WORK INSTRUCTION:
Looking at the data below, count the lines that contain the string "group". Write only the total.

ENTRIES SHOWN:
%%

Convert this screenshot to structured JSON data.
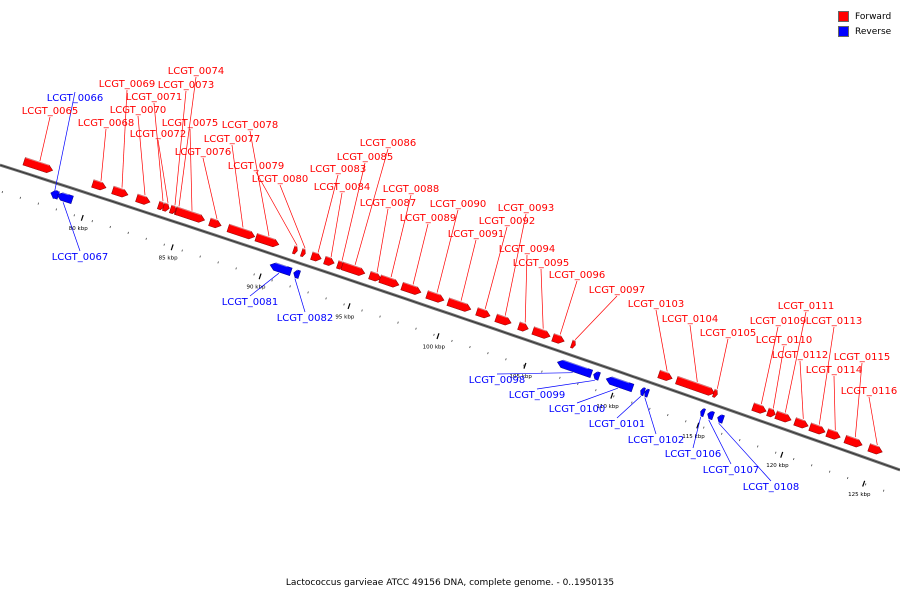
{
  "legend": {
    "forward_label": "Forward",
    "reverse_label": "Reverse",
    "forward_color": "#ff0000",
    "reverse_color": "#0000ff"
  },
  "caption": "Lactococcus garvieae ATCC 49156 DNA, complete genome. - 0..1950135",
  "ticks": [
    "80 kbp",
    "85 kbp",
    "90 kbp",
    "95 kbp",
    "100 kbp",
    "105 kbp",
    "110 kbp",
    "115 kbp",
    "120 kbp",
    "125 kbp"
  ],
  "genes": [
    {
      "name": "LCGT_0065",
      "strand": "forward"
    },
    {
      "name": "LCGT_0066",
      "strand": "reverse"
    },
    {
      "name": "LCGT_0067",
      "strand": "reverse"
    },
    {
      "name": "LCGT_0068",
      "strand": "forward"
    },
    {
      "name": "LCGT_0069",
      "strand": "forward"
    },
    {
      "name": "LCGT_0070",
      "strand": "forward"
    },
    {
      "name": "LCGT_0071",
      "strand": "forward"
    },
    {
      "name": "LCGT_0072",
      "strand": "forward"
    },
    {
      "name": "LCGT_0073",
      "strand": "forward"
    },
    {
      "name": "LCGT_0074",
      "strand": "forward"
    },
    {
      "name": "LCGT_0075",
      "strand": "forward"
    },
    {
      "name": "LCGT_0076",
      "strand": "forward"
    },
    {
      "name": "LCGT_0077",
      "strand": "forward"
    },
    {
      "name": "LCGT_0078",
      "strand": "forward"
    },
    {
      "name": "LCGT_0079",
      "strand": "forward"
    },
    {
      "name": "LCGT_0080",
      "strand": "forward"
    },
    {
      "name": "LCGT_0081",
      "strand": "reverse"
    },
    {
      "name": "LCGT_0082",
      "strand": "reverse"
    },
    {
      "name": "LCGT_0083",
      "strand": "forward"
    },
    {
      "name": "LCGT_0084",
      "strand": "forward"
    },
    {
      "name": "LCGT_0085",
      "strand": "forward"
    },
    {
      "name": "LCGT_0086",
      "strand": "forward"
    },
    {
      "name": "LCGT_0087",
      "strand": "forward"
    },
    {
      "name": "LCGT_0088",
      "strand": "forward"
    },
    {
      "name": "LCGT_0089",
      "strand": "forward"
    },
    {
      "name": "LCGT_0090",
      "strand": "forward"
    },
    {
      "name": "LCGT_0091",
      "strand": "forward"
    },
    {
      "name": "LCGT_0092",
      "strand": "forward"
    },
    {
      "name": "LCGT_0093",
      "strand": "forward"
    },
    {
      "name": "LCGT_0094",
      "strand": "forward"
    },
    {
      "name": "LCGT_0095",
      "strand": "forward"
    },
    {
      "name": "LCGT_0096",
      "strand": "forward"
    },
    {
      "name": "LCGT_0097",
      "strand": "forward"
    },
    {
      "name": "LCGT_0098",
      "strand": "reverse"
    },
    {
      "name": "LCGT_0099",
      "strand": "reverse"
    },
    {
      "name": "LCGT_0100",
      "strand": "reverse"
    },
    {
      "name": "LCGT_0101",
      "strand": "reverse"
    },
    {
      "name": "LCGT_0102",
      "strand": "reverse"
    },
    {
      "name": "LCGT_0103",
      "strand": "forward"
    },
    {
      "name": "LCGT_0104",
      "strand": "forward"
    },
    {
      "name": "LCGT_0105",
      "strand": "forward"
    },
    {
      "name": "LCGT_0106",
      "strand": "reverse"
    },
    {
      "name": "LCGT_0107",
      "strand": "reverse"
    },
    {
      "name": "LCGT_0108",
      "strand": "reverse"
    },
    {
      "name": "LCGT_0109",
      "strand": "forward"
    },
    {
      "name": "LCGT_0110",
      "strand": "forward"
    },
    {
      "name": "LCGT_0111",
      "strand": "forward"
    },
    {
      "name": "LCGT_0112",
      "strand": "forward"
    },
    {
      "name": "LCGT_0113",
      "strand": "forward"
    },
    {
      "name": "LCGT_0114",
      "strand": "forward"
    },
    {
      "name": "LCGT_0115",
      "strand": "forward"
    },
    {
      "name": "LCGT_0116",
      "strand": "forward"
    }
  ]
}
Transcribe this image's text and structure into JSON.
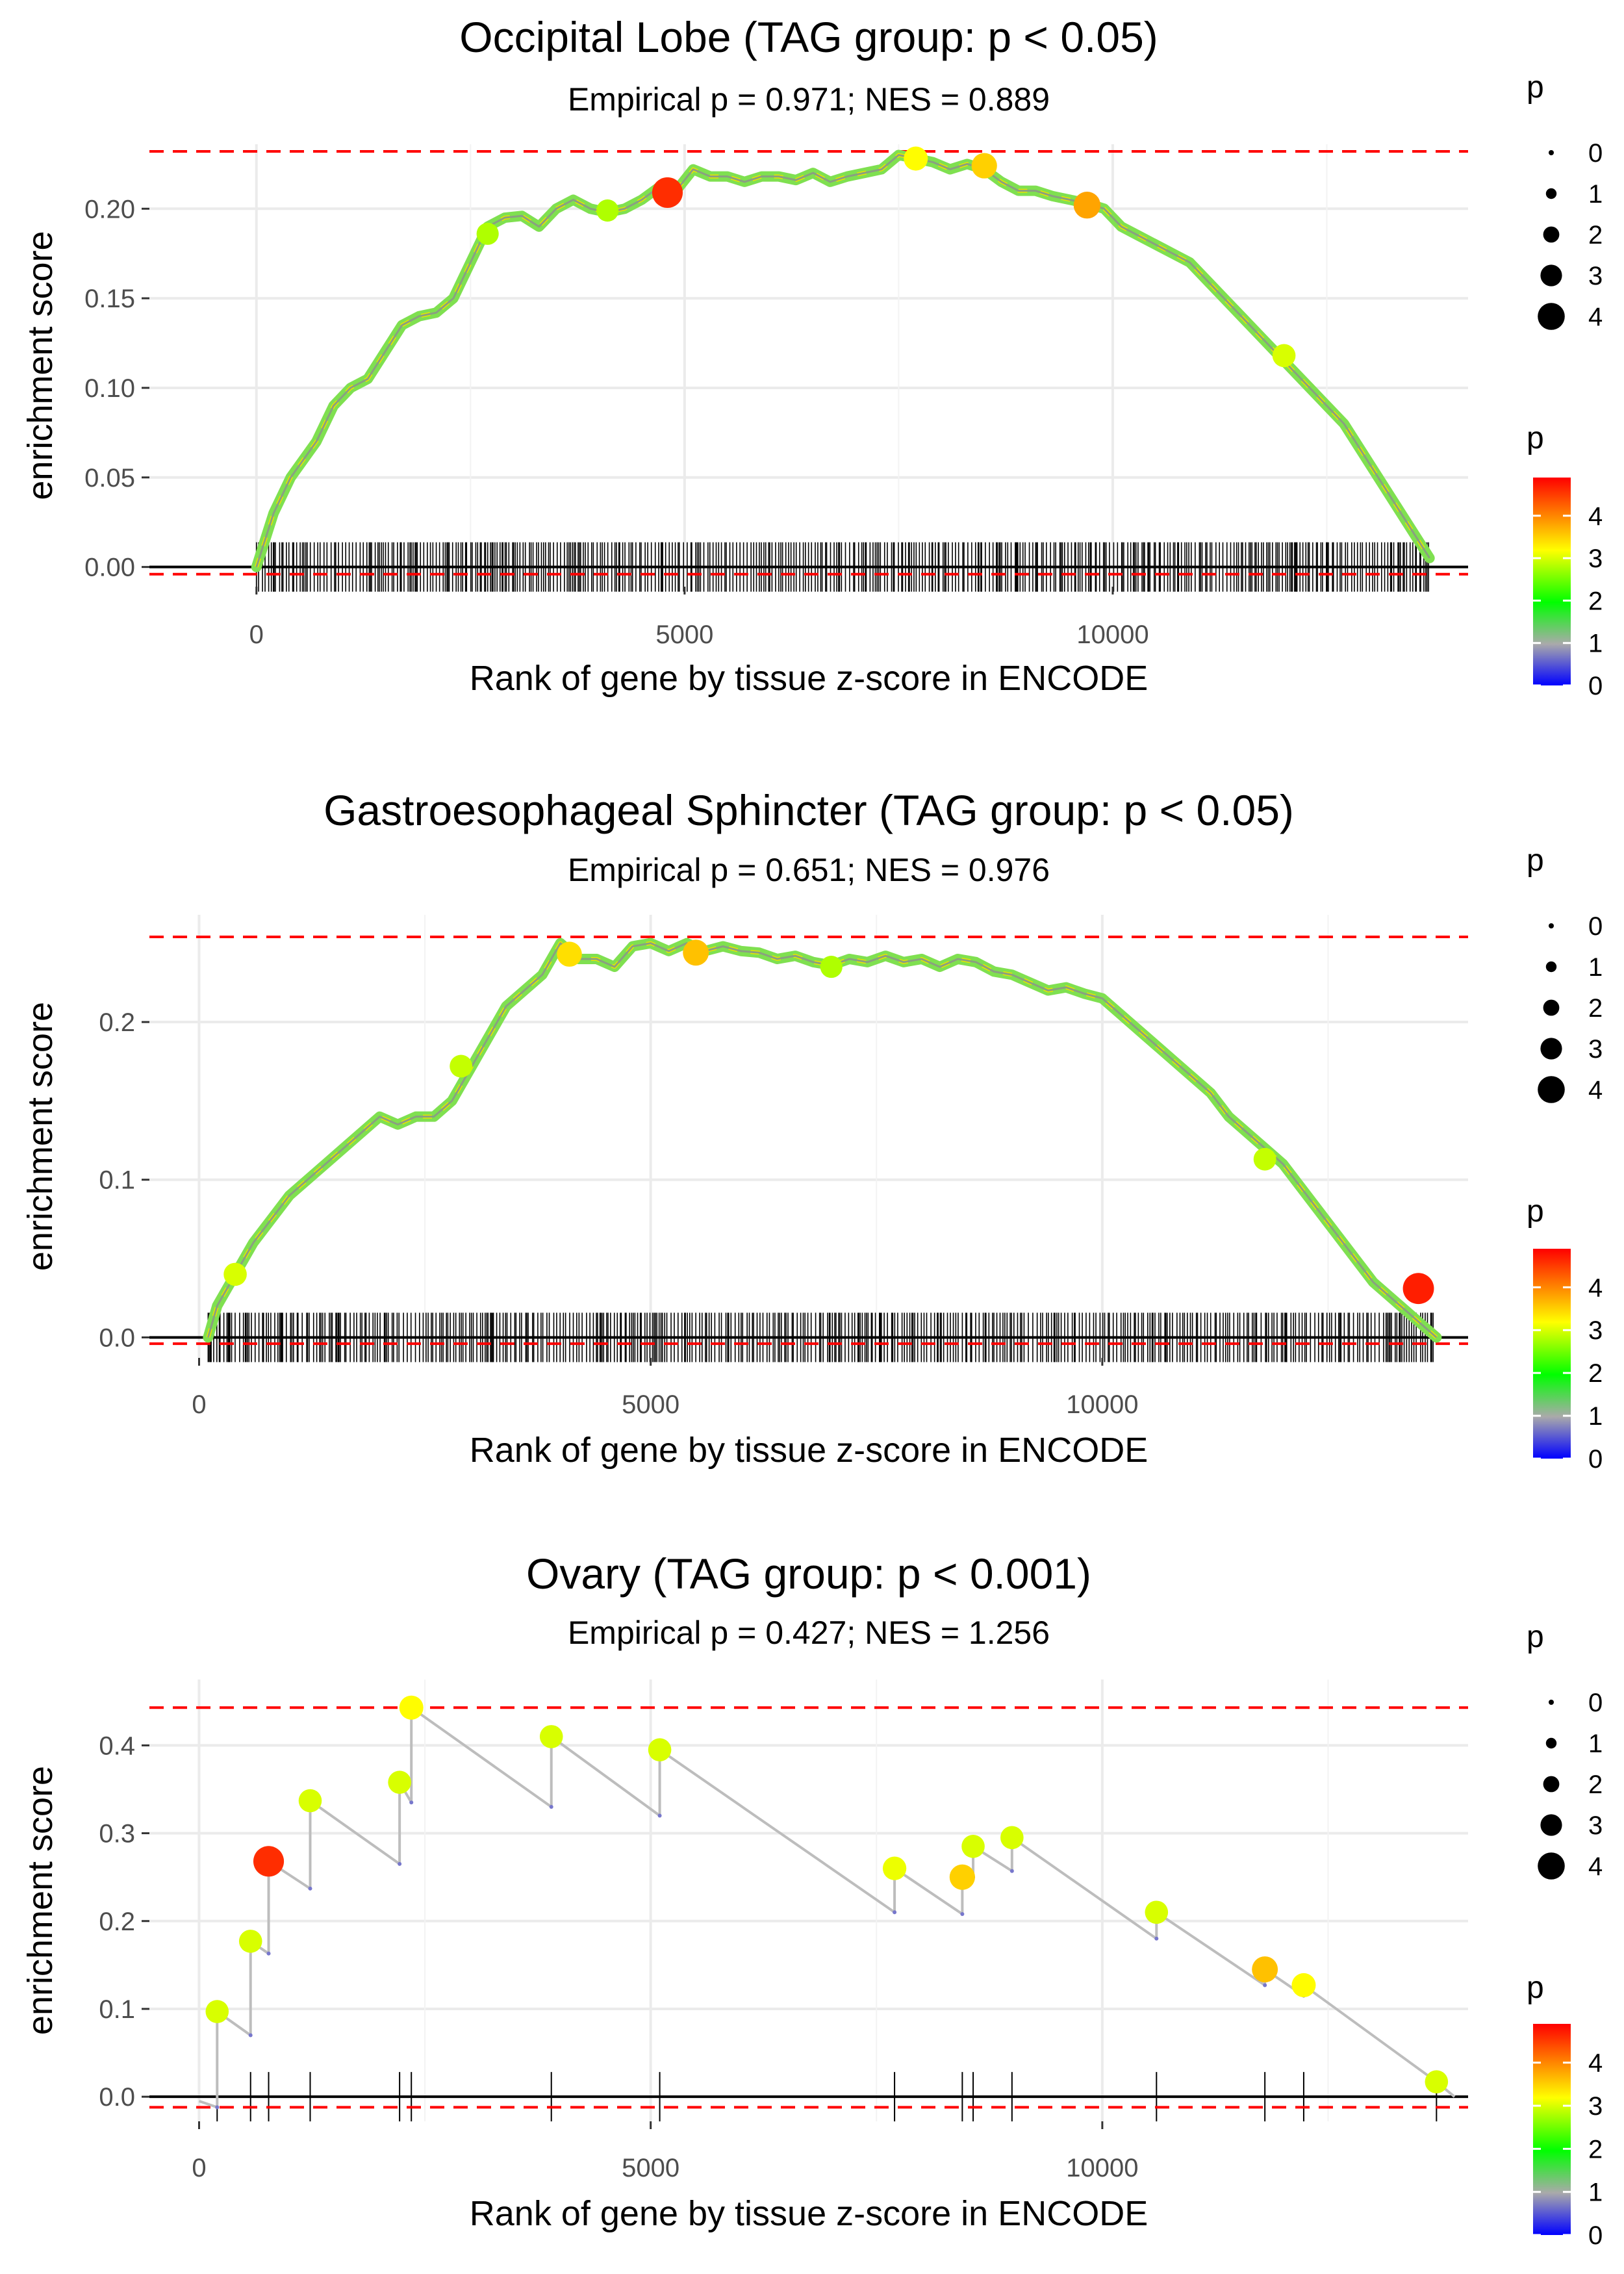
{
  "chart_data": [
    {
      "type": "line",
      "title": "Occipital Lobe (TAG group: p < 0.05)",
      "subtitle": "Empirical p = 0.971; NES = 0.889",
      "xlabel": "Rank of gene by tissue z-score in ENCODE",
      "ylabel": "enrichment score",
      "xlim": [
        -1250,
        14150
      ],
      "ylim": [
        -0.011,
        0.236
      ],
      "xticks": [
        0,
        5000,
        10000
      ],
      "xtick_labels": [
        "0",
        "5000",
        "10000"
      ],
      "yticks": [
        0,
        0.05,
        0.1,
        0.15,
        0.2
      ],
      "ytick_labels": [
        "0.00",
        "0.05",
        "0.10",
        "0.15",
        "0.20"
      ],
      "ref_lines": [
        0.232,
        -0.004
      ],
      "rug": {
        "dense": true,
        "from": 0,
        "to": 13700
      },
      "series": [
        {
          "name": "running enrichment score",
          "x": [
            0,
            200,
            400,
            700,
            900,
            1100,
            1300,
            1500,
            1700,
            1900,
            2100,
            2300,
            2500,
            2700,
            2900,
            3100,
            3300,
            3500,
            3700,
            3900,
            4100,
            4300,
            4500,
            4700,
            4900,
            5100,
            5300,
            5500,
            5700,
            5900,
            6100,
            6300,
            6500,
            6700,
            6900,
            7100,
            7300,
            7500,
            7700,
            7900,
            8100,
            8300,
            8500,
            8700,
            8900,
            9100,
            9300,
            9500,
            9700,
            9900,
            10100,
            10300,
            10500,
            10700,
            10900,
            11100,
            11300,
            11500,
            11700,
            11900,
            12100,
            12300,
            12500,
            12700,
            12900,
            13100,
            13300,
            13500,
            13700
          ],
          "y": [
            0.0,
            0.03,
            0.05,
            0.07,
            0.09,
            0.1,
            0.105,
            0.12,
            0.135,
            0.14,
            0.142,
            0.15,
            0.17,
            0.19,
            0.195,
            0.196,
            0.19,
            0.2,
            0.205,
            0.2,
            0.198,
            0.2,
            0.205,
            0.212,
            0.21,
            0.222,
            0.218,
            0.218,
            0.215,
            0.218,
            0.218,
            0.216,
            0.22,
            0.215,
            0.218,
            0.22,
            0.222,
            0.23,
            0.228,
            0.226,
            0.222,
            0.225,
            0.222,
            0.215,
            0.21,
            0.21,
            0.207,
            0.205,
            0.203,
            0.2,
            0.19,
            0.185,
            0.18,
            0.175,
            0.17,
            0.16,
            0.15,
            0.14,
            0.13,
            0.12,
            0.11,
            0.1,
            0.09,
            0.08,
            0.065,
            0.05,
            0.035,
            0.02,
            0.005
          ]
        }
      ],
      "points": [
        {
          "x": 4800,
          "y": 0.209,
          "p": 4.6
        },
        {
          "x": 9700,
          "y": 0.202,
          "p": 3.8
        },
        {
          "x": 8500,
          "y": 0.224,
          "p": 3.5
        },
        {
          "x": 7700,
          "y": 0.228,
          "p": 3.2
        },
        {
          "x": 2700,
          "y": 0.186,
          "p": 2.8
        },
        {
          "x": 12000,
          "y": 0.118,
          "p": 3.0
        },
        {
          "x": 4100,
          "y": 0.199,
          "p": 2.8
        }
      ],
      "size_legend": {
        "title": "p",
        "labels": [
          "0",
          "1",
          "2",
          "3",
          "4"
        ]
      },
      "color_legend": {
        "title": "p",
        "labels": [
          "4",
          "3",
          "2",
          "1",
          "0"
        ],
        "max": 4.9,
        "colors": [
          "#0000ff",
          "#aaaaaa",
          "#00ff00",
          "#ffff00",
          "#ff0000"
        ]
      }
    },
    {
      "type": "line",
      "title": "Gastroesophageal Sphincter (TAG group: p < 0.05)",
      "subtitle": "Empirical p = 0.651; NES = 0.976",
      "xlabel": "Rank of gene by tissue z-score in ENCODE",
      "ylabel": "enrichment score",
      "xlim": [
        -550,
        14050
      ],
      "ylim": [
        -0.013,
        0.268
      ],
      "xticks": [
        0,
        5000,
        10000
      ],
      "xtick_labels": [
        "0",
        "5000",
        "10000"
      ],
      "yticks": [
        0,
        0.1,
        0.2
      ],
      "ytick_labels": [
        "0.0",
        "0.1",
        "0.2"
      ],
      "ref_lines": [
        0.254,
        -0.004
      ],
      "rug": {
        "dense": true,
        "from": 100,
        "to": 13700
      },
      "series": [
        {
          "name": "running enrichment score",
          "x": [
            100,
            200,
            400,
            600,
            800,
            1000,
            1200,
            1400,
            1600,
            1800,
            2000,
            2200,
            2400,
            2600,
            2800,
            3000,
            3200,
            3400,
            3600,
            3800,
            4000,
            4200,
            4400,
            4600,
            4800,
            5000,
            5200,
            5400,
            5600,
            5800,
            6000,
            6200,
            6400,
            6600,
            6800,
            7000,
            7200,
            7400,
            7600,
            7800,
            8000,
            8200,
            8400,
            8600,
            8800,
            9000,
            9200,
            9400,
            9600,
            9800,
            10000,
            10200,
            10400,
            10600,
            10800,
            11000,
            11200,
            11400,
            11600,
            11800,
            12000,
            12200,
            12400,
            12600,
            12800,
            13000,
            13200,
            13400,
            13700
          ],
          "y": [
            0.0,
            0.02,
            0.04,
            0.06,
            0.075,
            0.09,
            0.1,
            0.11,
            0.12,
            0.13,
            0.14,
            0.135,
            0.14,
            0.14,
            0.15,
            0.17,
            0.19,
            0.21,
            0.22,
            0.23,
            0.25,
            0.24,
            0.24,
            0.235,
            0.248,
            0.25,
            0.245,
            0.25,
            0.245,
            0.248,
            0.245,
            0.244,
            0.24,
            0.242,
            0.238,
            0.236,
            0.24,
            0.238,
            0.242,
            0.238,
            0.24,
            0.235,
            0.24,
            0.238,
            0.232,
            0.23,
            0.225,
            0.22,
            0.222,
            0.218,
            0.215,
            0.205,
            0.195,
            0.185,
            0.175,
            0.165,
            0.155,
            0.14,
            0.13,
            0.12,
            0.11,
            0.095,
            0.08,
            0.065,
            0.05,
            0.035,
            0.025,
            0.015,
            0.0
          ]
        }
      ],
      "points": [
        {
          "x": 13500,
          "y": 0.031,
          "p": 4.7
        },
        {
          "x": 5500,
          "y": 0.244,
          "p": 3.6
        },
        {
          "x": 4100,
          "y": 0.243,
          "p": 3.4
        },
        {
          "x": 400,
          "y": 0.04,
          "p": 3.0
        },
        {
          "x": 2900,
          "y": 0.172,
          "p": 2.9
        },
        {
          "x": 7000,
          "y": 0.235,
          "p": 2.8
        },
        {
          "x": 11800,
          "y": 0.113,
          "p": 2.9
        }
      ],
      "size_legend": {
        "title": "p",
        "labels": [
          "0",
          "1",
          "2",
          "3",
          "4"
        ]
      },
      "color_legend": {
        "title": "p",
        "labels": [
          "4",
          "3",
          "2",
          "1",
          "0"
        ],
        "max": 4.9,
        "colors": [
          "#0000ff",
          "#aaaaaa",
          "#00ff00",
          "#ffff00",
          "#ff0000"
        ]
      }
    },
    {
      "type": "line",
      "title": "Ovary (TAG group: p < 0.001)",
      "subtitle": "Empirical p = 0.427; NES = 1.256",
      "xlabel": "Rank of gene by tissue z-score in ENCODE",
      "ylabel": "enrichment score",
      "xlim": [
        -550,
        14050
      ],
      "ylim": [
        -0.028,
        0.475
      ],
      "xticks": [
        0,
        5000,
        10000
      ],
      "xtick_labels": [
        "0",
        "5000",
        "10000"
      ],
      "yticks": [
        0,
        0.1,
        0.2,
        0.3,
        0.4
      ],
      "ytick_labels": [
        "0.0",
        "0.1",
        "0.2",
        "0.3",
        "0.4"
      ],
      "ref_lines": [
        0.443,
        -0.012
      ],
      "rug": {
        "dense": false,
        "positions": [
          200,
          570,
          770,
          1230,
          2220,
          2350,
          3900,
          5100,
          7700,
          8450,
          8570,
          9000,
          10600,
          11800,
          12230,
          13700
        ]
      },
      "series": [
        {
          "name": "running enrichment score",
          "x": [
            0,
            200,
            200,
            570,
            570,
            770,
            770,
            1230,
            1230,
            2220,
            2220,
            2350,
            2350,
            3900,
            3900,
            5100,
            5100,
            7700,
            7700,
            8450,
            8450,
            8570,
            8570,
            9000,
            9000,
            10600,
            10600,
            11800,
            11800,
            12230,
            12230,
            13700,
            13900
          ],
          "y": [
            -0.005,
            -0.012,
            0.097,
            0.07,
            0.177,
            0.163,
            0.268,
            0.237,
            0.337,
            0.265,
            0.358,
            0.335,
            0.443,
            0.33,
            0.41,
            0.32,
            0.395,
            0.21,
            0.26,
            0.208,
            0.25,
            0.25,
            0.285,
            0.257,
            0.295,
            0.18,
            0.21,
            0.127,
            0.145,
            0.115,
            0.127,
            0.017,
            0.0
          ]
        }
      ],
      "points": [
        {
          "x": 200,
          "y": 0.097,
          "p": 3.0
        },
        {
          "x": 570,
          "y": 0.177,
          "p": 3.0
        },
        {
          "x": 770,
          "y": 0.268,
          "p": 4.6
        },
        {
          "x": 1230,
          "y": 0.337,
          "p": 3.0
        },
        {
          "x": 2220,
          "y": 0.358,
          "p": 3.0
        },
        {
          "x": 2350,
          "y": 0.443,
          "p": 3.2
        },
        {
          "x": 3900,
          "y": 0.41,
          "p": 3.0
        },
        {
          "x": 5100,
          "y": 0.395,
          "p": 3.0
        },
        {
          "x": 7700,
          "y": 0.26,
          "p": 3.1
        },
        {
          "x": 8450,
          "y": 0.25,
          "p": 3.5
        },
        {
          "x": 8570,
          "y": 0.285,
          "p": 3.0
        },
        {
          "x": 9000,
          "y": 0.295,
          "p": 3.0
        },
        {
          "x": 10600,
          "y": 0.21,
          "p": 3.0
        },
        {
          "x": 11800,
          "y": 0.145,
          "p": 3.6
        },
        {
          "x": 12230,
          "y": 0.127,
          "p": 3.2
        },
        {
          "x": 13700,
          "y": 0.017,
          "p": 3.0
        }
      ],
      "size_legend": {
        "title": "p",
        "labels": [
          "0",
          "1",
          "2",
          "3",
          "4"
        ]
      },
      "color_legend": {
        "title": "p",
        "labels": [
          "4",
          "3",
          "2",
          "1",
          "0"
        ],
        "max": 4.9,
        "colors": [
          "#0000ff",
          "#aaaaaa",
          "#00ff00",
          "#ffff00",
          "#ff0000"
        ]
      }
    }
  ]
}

%%

ANSWER BELOW:
3